PROVIDED RECORDS
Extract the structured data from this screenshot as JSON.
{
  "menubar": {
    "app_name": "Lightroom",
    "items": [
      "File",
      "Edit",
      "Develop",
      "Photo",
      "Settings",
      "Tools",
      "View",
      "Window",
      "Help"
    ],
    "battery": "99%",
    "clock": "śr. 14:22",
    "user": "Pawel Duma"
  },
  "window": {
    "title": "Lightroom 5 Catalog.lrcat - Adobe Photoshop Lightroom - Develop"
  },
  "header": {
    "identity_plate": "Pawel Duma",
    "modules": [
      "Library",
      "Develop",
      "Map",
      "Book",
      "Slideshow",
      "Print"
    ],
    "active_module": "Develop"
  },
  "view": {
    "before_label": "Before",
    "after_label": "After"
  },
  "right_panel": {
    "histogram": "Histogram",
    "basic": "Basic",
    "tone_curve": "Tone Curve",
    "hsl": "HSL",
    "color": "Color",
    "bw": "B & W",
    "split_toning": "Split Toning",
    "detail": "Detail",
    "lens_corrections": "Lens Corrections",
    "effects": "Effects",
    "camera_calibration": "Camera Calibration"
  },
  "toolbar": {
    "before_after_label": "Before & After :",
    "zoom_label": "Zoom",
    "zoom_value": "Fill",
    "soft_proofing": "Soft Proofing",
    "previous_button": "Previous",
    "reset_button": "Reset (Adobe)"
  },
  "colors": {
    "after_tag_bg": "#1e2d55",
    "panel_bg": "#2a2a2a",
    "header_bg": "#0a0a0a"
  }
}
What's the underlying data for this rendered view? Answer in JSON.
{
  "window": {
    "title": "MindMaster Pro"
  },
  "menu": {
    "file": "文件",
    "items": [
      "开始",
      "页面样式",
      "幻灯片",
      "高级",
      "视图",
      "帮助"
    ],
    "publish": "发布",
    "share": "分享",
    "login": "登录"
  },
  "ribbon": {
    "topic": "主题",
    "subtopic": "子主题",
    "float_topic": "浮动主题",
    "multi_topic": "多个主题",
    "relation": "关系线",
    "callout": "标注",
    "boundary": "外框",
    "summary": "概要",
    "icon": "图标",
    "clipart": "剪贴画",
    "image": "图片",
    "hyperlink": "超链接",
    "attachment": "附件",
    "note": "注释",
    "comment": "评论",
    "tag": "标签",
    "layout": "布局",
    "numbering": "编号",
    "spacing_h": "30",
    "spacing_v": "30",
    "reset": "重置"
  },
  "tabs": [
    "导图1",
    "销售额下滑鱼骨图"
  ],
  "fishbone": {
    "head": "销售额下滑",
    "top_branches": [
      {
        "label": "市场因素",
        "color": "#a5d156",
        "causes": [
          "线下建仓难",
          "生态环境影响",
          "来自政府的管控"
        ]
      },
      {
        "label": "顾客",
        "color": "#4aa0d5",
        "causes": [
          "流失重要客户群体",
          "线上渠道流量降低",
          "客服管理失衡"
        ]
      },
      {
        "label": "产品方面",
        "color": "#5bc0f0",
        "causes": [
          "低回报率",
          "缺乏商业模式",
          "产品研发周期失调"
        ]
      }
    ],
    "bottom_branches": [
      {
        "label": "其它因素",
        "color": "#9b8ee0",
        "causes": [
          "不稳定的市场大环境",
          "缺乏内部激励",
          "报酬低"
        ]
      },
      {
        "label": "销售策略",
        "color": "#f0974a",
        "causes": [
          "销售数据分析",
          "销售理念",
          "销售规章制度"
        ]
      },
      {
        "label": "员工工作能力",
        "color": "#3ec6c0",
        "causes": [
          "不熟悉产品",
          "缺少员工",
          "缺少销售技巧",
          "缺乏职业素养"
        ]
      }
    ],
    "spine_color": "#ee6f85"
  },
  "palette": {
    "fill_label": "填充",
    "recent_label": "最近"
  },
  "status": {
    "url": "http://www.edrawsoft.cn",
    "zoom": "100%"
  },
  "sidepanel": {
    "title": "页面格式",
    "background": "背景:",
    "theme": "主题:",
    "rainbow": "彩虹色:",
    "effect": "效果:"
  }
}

DESCRIPTION OF THE TASK
Set all of the records down again, exactly as they stand.

REPLY TO THE EXERCISE
Extract the structured data from this screenshot as JSON.
{
  "menubar": {
    "app_name": "Lightroom",
    "items": [
      "File",
      "Edit",
      "Develop",
      "Photo",
      "Settings",
      "Tools",
      "View",
      "Window",
      "Help"
    ],
    "battery": "99%",
    "clock": "śr. 14:22",
    "user": "Pawel Duma"
  },
  "window": {
    "title": "Lightroom 5 Catalog.lrcat - Adobe Photoshop Lightroom - Develop"
  },
  "header": {
    "identity_plate": "Pawel Duma",
    "modules": [
      "Library",
      "Develop",
      "Map",
      "Book",
      "Slideshow",
      "Print"
    ],
    "active_module": "Develop"
  },
  "view": {
    "before_label": "Before",
    "after_label": "After"
  },
  "right_panel": {
    "histogram": "Histogram",
    "basic": "Basic",
    "tone_curve": "Tone Curve",
    "hsl": "HSL",
    "color": "Color",
    "bw": "B & W",
    "split_toning": "Split Toning",
    "detail": "Detail",
    "lens_corrections": "Lens Corrections",
    "effects": "Effects",
    "camera_calibration": "Camera Calibration"
  },
  "toolbar": {
    "before_after_label": "Before & After :",
    "zoom_label": "Zoom",
    "zoom_value": "Fill",
    "soft_proofing": "Soft Proofing",
    "previous_button": "Previous",
    "reset_button": "Reset (Adobe)"
  },
  "colors": {
    "after_tag_bg": "#1e2d55",
    "panel_bg": "#2a2a2a",
    "header_bg": "#0a0a0a"
  }
}
What's the underlying data for this rendered view? Answer in JSON.
{
  "window": {
    "title": "MindMaster Pro"
  },
  "menu": {
    "file": "文件",
    "items": [
      "开始",
      "页面样式",
      "幻灯片",
      "高级",
      "视图",
      "帮助"
    ],
    "publish": "发布",
    "share": "分享",
    "login": "登录"
  },
  "ribbon": {
    "topic": "主题",
    "subtopic": "子主题",
    "float_topic": "浮动主题",
    "multi_topic": "多个主题",
    "relation": "关系线",
    "callout": "标注",
    "boundary": "外框",
    "summary": "概要",
    "icon": "图标",
    "clipart": "剪贴画",
    "image": "图片",
    "hyperlink": "超链接",
    "attachment": "附件",
    "note": "注释",
    "comment": "评论",
    "tag": "标签",
    "layout": "布局",
    "numbering": "编号",
    "spacing_h": "30",
    "spacing_v": "30",
    "reset": "重置"
  },
  "tabs": [
    "导图1",
    "销售额下滑鱼骨图"
  ],
  "fishbone": {
    "head": "销售额下滑",
    "top_branches": [
      {
        "label": "市场因素",
        "color": "#a5d156",
        "causes": [
          "线下建仓难",
          "生态环境影响",
          "来自政府的管控"
        ]
      },
      {
        "label": "顾客",
        "color": "#4aa0d5",
        "causes": [
          "流失重要客户群体",
          "线上渠道流量降低",
          "客服管理失衡"
        ]
      },
      {
        "label": "产品方面",
        "color": "#5bc0f0",
        "causes": [
          "低回报率",
          "缺乏商业模式",
          "产品研发周期失调"
        ]
      }
    ],
    "bottom_branches": [
      {
        "label": "其它因素",
        "color": "#9b8ee0",
        "causes": [
          "不稳定的市场大环境",
          "缺乏内部激励",
          "报酬低"
        ]
      },
      {
        "label": "销售策略",
        "color": "#f0974a",
        "causes": [
          "销售数据分析",
          "销售理念",
          "销售规章制度"
        ]
      },
      {
        "label": "员工工作能力",
        "color": "#3ec6c0",
        "causes": [
          "不熟悉产品",
          "缺少员工",
          "缺少销售技巧",
          "缺乏职业素养"
        ]
      }
    ],
    "spine_color": "#ee6f85"
  },
  "palette": {
    "fill_label": "填充",
    "recent_label": "最近"
  },
  "status": {
    "url": "http://www.edrawsoft.cn",
    "zoom": "100%"
  },
  "sidepanel": {
    "title": "页面格式",
    "background": "背景:",
    "theme": "主题:",
    "rainbow": "彩虹色:",
    "effect": "效果:"
  }
}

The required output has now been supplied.